(Data entries)
════════
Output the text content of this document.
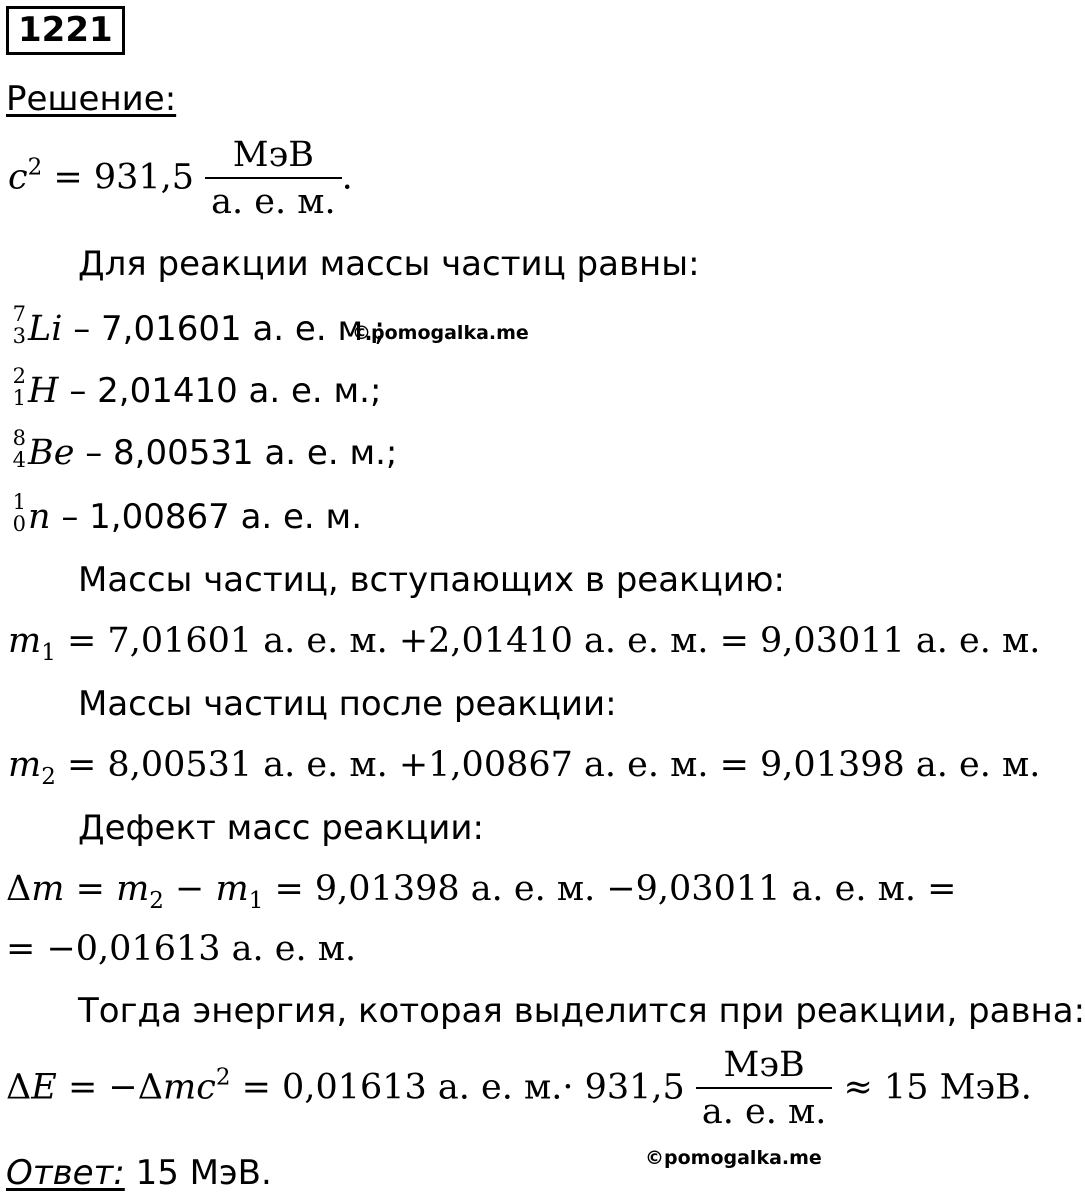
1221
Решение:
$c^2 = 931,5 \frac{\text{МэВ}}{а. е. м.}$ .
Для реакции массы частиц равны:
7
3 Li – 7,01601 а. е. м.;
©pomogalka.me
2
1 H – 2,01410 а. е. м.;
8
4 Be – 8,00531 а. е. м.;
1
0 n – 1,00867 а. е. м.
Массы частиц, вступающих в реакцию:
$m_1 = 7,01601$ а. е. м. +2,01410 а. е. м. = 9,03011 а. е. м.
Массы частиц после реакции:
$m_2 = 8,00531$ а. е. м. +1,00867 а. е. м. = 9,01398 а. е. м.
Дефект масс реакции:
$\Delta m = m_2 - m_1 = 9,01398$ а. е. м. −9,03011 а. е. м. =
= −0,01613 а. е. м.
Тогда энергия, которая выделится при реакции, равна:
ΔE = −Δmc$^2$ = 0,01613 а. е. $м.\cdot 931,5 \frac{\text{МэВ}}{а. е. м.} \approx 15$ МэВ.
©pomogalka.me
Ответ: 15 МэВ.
════════
* **THE REQUEST**
Copy all lines of the material above where the string "frac" occurs.

* **COMPLETED EXERCISE**
$c^2 = 931,5 \frac{\text{МэВ}}{а. е. м.}$ .
ΔE = −Δmc$^2$ = 0,01613 а. е. $м.\cdot 931,5 \frac{\text{МэВ}}{а. е. м.} \approx 15$ МэВ.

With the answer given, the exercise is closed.